**The problem**
What is the count of lines that hold the word "their"? Give only the number.

**Input records**
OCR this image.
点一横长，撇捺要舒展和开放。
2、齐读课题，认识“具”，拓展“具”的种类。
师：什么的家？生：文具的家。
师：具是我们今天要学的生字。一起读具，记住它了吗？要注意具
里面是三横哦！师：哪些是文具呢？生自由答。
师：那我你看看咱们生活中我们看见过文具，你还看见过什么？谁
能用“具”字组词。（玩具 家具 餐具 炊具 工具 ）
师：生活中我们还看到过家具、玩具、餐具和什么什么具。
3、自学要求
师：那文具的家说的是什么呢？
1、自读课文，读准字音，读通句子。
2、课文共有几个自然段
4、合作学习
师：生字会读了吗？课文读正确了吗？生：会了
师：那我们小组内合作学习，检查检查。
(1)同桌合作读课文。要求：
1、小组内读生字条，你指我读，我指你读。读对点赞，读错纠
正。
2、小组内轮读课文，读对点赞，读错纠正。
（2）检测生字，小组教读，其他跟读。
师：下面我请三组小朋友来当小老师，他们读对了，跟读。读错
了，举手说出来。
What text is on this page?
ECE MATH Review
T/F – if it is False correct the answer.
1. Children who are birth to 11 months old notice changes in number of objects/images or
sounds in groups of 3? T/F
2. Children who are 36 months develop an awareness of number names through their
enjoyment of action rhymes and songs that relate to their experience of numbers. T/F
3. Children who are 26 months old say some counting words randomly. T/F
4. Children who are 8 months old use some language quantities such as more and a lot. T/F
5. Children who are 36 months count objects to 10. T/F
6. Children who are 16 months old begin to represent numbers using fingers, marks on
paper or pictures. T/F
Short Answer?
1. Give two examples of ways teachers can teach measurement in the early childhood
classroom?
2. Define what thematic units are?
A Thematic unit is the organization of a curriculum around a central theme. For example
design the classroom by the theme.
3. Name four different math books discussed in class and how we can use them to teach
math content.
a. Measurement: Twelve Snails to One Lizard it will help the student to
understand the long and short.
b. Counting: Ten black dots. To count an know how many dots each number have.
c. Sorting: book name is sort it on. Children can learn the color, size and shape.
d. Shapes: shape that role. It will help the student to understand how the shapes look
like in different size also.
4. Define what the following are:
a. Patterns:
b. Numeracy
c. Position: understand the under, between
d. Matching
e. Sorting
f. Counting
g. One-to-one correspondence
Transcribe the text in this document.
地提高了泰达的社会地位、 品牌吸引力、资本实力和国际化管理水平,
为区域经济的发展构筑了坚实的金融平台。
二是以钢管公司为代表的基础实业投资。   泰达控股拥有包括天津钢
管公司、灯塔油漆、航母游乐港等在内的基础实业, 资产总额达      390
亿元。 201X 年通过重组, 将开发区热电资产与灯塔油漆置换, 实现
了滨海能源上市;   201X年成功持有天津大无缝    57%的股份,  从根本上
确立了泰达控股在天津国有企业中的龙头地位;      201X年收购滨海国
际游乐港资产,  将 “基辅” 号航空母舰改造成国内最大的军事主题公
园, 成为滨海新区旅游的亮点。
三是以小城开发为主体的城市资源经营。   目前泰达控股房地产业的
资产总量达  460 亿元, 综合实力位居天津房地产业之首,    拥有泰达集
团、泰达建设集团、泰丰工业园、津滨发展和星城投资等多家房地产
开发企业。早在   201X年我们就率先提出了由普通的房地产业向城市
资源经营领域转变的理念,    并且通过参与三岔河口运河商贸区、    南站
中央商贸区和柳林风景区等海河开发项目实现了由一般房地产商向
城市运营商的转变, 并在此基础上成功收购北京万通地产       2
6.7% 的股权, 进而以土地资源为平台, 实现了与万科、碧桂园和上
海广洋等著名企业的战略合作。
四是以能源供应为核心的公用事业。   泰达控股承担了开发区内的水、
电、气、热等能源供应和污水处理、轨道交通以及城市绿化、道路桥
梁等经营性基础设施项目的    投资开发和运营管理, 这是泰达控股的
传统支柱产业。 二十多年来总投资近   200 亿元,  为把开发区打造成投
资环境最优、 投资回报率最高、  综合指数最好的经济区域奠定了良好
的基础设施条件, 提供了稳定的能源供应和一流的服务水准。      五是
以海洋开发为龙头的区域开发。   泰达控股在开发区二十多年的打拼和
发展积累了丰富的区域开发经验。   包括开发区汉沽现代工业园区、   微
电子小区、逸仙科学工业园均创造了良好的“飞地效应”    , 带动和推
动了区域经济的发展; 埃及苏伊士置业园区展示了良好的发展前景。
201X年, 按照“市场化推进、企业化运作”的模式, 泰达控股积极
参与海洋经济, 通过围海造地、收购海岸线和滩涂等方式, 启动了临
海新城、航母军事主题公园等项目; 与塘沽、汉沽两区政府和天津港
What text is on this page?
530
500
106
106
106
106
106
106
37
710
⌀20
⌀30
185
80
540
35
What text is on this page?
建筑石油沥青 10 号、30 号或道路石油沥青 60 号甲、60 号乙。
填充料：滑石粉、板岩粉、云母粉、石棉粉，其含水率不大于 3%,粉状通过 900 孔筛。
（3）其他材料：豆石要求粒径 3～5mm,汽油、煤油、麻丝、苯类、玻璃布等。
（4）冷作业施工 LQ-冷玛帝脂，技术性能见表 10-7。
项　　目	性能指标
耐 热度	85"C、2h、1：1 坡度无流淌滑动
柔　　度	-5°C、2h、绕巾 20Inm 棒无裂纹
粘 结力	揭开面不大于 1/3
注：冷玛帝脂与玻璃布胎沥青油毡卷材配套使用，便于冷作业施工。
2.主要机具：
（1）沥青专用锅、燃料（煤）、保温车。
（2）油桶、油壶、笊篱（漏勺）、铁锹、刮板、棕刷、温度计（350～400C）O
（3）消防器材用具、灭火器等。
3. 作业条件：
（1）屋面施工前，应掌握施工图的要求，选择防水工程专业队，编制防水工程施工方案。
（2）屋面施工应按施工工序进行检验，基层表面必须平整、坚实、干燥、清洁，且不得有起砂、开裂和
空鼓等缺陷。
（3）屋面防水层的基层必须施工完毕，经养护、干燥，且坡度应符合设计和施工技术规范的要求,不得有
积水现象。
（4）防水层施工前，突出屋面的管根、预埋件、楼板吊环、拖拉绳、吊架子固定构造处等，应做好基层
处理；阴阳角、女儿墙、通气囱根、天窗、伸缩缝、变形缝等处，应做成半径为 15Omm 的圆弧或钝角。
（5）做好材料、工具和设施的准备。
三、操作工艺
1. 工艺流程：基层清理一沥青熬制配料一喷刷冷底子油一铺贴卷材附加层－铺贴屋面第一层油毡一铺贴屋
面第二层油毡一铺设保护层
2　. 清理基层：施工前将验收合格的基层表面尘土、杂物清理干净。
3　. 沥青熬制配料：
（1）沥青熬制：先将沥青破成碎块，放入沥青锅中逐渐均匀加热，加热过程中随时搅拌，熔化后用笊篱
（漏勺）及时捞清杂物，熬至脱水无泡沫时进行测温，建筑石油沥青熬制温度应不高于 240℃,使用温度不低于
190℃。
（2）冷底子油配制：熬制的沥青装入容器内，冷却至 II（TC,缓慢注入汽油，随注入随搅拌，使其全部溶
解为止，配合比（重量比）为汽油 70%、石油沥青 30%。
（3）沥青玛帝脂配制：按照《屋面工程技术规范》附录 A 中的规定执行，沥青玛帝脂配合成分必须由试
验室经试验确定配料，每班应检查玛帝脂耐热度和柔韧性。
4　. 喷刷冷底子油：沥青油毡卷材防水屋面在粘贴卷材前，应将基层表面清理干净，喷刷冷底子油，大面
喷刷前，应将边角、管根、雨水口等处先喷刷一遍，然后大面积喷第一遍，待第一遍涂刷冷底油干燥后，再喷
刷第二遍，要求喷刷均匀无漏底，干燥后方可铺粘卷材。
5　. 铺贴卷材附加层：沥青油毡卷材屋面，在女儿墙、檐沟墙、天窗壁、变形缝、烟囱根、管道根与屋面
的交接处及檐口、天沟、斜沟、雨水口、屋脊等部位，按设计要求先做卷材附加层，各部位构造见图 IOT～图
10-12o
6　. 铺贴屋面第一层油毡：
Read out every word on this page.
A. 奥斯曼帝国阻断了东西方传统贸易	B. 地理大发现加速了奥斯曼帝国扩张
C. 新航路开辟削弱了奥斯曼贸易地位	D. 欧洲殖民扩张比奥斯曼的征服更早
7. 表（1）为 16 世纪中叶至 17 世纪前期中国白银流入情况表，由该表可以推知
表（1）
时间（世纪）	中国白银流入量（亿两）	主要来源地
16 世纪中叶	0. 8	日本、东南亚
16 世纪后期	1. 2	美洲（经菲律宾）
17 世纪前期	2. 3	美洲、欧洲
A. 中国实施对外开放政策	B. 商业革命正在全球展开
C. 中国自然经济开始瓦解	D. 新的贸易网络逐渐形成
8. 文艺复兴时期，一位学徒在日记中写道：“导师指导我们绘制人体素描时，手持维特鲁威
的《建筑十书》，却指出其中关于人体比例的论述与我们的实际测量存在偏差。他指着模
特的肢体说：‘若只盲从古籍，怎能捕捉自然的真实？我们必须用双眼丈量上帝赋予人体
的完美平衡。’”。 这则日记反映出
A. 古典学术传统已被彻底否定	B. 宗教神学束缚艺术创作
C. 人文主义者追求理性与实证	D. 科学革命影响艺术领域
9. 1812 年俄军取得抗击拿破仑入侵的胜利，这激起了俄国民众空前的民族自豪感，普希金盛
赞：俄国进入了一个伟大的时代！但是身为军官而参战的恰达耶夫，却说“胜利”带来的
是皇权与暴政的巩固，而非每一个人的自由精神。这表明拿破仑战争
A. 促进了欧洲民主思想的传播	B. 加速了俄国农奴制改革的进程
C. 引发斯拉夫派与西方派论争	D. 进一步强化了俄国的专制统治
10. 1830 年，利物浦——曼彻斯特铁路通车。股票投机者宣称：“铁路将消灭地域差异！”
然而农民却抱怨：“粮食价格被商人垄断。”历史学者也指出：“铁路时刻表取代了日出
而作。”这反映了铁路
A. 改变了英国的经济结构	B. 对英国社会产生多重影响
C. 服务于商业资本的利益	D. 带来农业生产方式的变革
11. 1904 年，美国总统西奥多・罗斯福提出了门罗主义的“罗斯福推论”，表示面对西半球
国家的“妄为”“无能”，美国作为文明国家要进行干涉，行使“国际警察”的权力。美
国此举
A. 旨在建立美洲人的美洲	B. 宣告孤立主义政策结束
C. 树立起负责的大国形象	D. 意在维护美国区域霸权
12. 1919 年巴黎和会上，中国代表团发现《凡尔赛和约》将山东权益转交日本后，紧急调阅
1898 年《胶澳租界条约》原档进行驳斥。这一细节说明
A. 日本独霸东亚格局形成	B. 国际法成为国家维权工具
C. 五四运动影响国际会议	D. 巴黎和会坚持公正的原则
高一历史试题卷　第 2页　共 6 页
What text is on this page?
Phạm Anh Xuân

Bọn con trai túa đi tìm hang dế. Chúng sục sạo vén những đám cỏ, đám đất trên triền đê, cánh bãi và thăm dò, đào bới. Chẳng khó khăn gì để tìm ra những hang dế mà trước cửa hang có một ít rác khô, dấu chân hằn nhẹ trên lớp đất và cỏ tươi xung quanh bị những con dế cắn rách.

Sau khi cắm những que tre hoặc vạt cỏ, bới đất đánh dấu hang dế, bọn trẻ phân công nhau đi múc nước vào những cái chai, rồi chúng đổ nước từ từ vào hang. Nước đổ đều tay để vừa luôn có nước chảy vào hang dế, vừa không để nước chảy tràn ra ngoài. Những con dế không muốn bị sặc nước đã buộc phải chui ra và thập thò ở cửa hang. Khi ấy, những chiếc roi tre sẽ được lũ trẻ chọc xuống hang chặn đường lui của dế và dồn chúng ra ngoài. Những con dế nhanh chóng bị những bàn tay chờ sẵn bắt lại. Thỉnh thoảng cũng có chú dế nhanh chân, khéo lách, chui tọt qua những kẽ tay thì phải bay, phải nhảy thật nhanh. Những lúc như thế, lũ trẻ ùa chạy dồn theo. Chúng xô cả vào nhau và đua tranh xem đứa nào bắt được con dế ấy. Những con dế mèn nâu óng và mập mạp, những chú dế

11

**Solution below**
2